Stored data:
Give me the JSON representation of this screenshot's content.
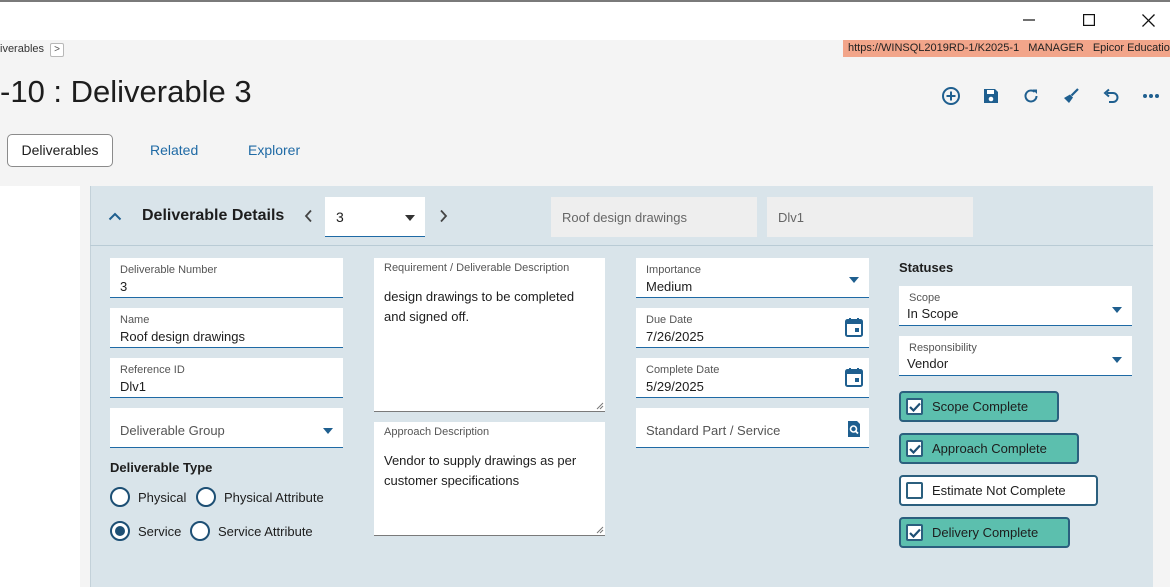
{
  "breadcrumb": {
    "label": "iverables",
    "chevron": ">"
  },
  "environment": {
    "url": "https://WINSQL2019RD-1/K2025-1",
    "user": "MANAGER",
    "company": "Epicor Education"
  },
  "page": {
    "title": "-10 : Deliverable 3"
  },
  "toolbar": {
    "icons": [
      "add-circle-icon",
      "save-icon",
      "refresh-icon",
      "clear-broom-icon",
      "undo-icon",
      "more-icon"
    ]
  },
  "tabs": {
    "deliverables": "Deliverables",
    "related": "Related",
    "explorer": "Explorer"
  },
  "section": {
    "title": "Deliverable Details",
    "selector_value": "3",
    "header_name": "Roof design drawings",
    "header_ref": "Dlv1"
  },
  "fields": {
    "number": {
      "label": "Deliverable Number",
      "value": "3"
    },
    "name": {
      "label": "Name",
      "value": "Roof design drawings"
    },
    "reference": {
      "label": "Reference ID",
      "value": "Dlv1"
    },
    "group": {
      "placeholder": "Deliverable Group"
    },
    "requirement": {
      "label": "Requirement / Deliverable Description",
      "value": "design drawings to be completed and signed off."
    },
    "approach": {
      "label": "Approach Description",
      "value": "Vendor to supply drawings as per customer specifications"
    },
    "importance": {
      "label": "Importance",
      "value": "Medium"
    },
    "due_date": {
      "label": "Due Date",
      "value": "7/26/2025"
    },
    "complete_date": {
      "label": "Complete Date",
      "value": "5/29/2025"
    },
    "part": {
      "placeholder": "Standard Part / Service"
    }
  },
  "deliverable_type": {
    "title": "Deliverable Type",
    "options": [
      "Physical",
      "Physical Attribute",
      "Service",
      "Service Attribute"
    ],
    "selected": "Service"
  },
  "statuses": {
    "title": "Statuses",
    "scope": {
      "label": "Scope",
      "value": "In Scope"
    },
    "responsibility": {
      "label": "Responsibility",
      "value": "Vendor"
    },
    "checks": [
      {
        "label": "Scope Complete",
        "checked": true
      },
      {
        "label": "Approach Complete",
        "checked": true
      },
      {
        "label": "Estimate Not Complete",
        "checked": false
      },
      {
        "label": "Delivery Complete",
        "checked": true
      }
    ]
  },
  "colors": {
    "accent": "#1f6aa5",
    "panel": "#d9e4ea",
    "check_on": "#5cbfae",
    "env_bar": "#f2a58a"
  }
}
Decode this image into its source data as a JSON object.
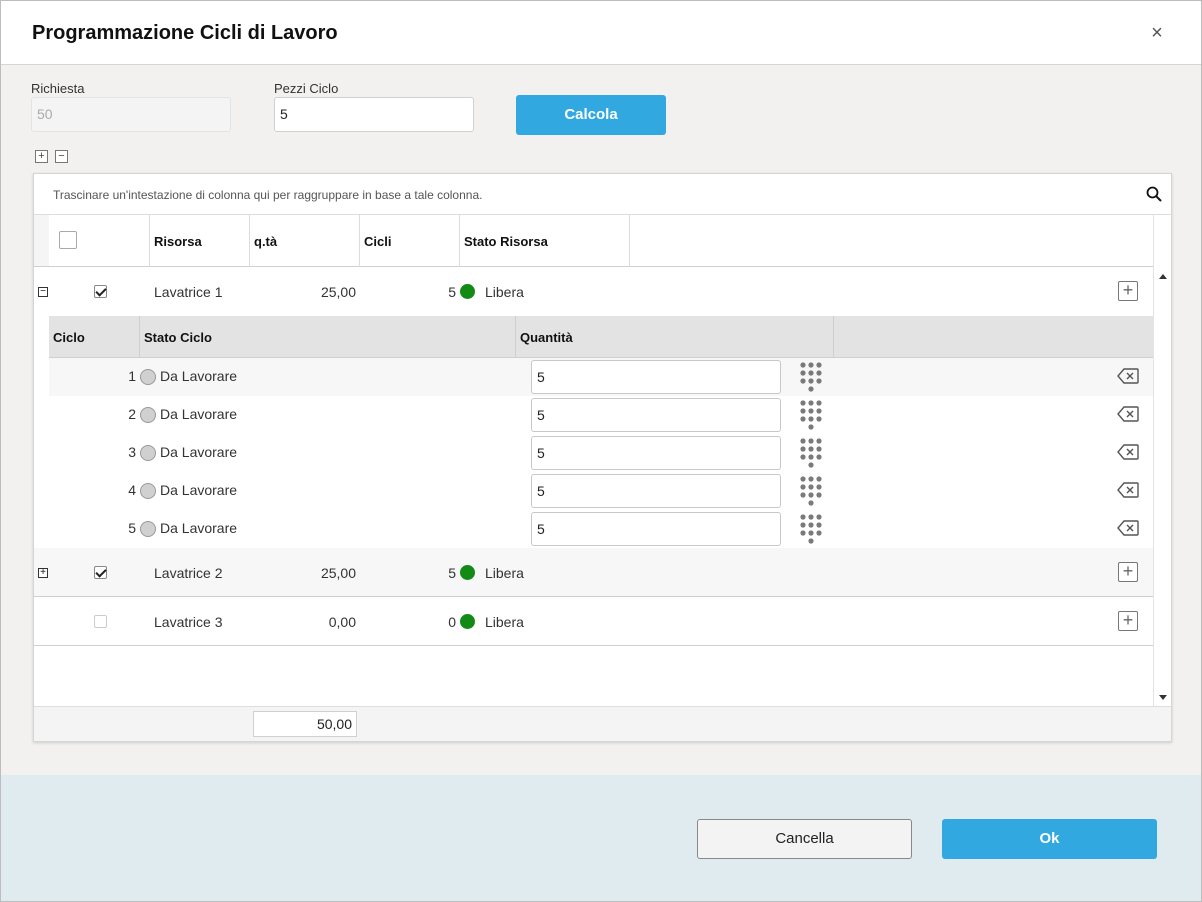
{
  "dialog": {
    "title": "Programmazione Cicli di Lavoro",
    "close_glyph": "×"
  },
  "form": {
    "richiesta_label": "Richiesta",
    "richiesta_value": "50",
    "pezzi_label": "Pezzi Ciclo",
    "pezzi_value": "5",
    "calcola_label": "Calcola"
  },
  "expand_controls": {
    "expand_glyph": "+",
    "collapse_glyph": "−"
  },
  "grid": {
    "group_panel_text": "Trascinare un'intestazione di colonna qui per raggruppare in base a tale colonna.",
    "columns": [
      "Risorsa",
      "q.tà",
      "Cicli",
      "Stato Risorsa"
    ],
    "rows": [
      {
        "risorsa": "Lavatrice 1",
        "qta": "25,00",
        "cicli": "5",
        "stato": "Libera",
        "checked": true,
        "expanded": true
      },
      {
        "risorsa": "Lavatrice 2",
        "qta": "25,00",
        "cicli": "5",
        "stato": "Libera",
        "checked": true,
        "expanded": false
      },
      {
        "risorsa": "Lavatrice 3",
        "qta": "0,00",
        "cicli": "0",
        "stato": "Libera",
        "checked": false,
        "expanded": null
      }
    ],
    "detail": {
      "columns": [
        "Ciclo",
        "Stato Ciclo",
        "Quantità"
      ],
      "rows": [
        {
          "ciclo": "1",
          "stato": "Da Lavorare",
          "quantita": "5"
        },
        {
          "ciclo": "2",
          "stato": "Da Lavorare",
          "quantita": "5"
        },
        {
          "ciclo": "3",
          "stato": "Da Lavorare",
          "quantita": "5"
        },
        {
          "ciclo": "4",
          "stato": "Da Lavorare",
          "quantita": "5"
        },
        {
          "ciclo": "5",
          "stato": "Da Lavorare",
          "quantita": "5"
        }
      ]
    },
    "footer_total": "50,00",
    "status_color_free": "#138a16"
  },
  "buttons": {
    "cancel_label": "Cancella",
    "ok_label": "Ok"
  },
  "colors": {
    "accent": "#31a9e0",
    "bottom_bar": "#e0ebf0"
  }
}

GIVEN TASK: In the entries above, find each line with the string "expanded" and copy it.

FULL SOLUTION:
        "expanded": true
        "expanded": false
        "expanded": null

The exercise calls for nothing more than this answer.